(Recorded data)
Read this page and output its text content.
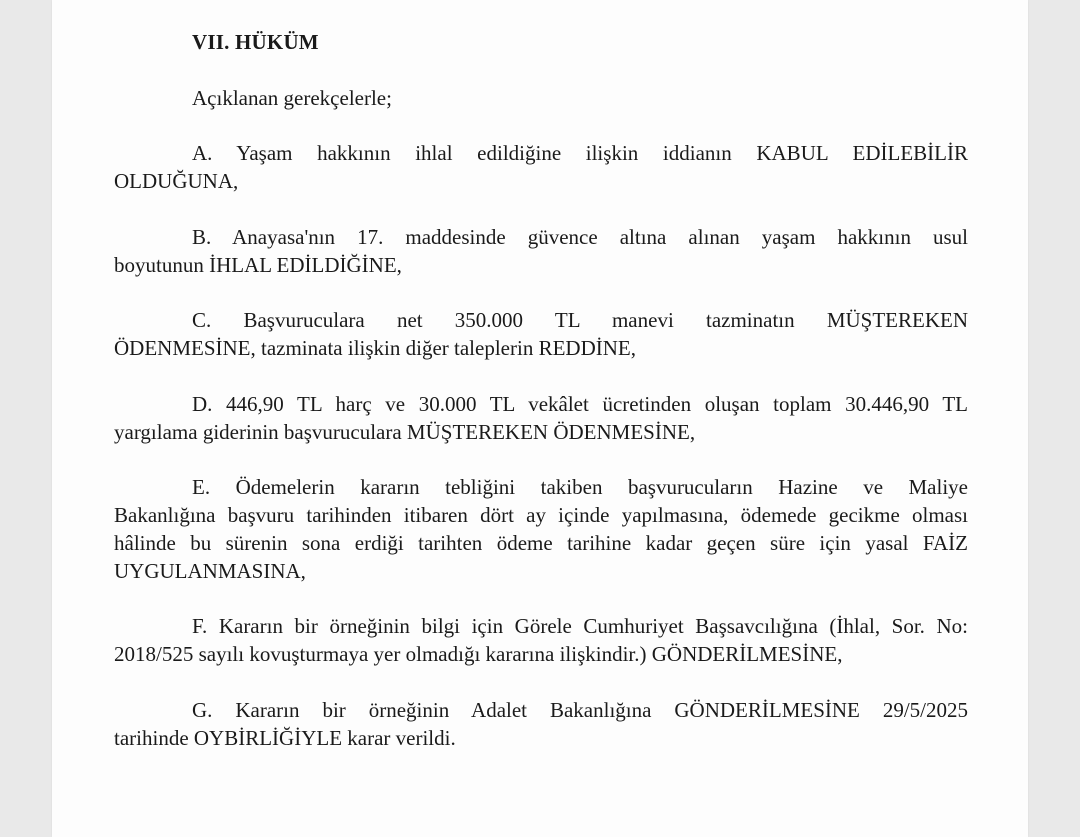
VII. HÜKÜM
Açıklanan gerekçelerle;
A. Yaşam hakkının ihlal edildiğine ilişkin iddianın KABUL EDİLEBİLİR
OLDUĞUNA,
B. Anayasa'nın 17. maddesinde güvence altına alınan yaşam hakkının usul
boyutunun İHLAL EDİLDİĞİNE,
C. Başvuruculara net 350.000 TL manevi tazminatın MÜŞTEREKEN
ÖDENMESİNE, tazminata ilişkin diğer taleplerin REDDİNE,
D. 446,90 TL harç ve 30.000 TL vekâlet ücretinden oluşan toplam 30.446,90 TL
yargılama giderinin başvuruculara MÜŞTEREKEN ÖDENMESİNE,
E. Ödemelerin kararın tebliğini takiben başvurucuların Hazine ve Maliye
Bakanlığına başvuru tarihinden itibaren dört ay içinde yapılmasına, ödemede gecikme olması
hâlinde bu sürenin sona erdiği tarihten ödeme tarihine kadar geçen süre için yasal FAİZ
UYGULANMASINA,
F. Kararın bir örneğinin bilgi için Görele Cumhuriyet Başsavcılığına (İhlal, Sor. No:
2018/525 sayılı kovuşturmaya yer olmadığı kararına ilişkindir.) GÖNDERİLMESİNE,
G. Kararın bir örneğinin Adalet Bakanlığına GÖNDERİLMESİNE 29/5/2025
tarihinde OYBİRLİĞİYLE karar verildi.
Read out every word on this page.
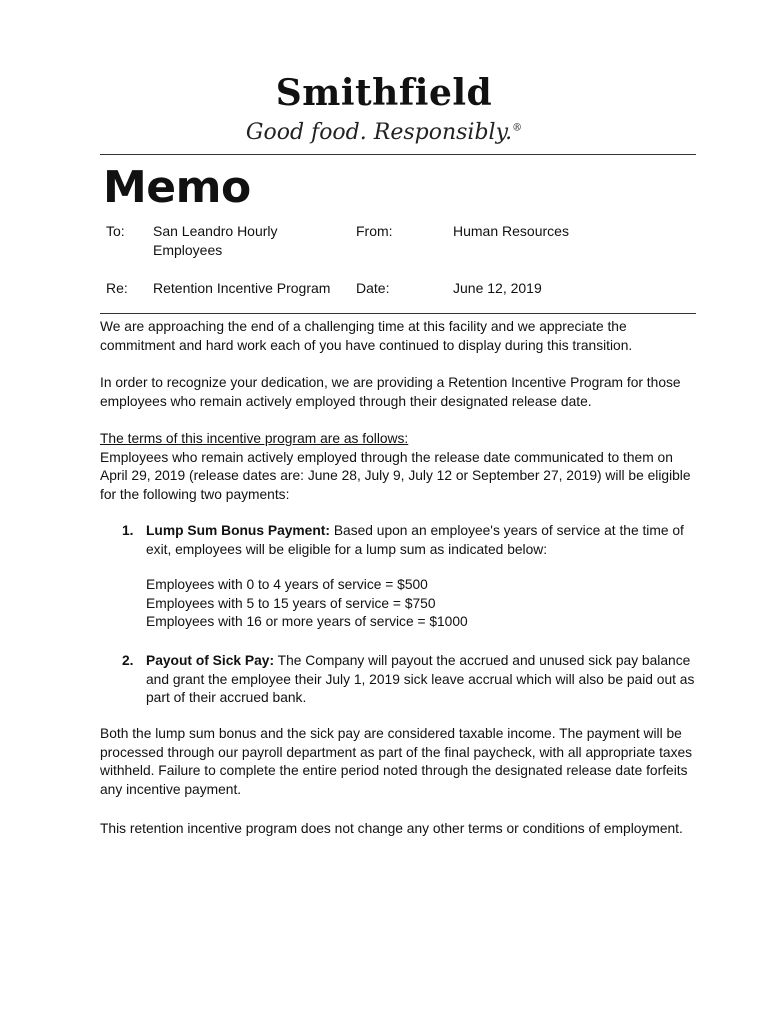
Smithfield
Good food. Responsibly.®
Memo
To: San Leandro Hourly Employees
From:	Human Resources
Re: Retention Incentive Program Date:	June 12, 2019
We are approaching the end of a challenging time at this facility and we appreciate the commitment and hard work each of you have continued to display during this transition.
In order to recognize your dedication, we are providing a Retention Incentive Program for those employees who remain actively employed through their designated release date.
The terms of this incentive program are as follows:
Employees who remain actively employed through the release date communicated to them on April 29, 2019 (release dates are: June 28, July 9, July 12 or September 27, 2019) will be eligible for the following two payments:
1. Lump Sum Bonus Payment: Based upon an employee's years of service at the time of exit, employees will be eligible for a lump sum as indicated below:
Employees with 0 to 4 years of service = $500
Employees with 5 to 15 years of service = $750
Employees with 16 or more years of service = $1000
2. Payout of Sick Pay: The Company will payout the accrued and unused sick pay balance and grant the employee their July 1, 2019 sick leave accrual which will also be paid out as part of their accrued bank.
Both the lump sum bonus and the sick pay are considered taxable income. The payment will be processed through our payroll department as part of the final paycheck, with all appropriate taxes withheld. Failure to complete the entire period noted through the designated release date forfeits any incentive payment.
This retention incentive program does not change any other terms or conditions of employment.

*AIM*
Using the listing above, list every line in which the string "MÜŞTEREKEN" occurs.

*EXERCISE OUTPUT*
C. Başvuruculara net 350.000 TL manevi tazminatın MÜŞTEREKEN
yargılama giderinin başvuruculara MÜŞTEREKEN ÖDENMESİNE,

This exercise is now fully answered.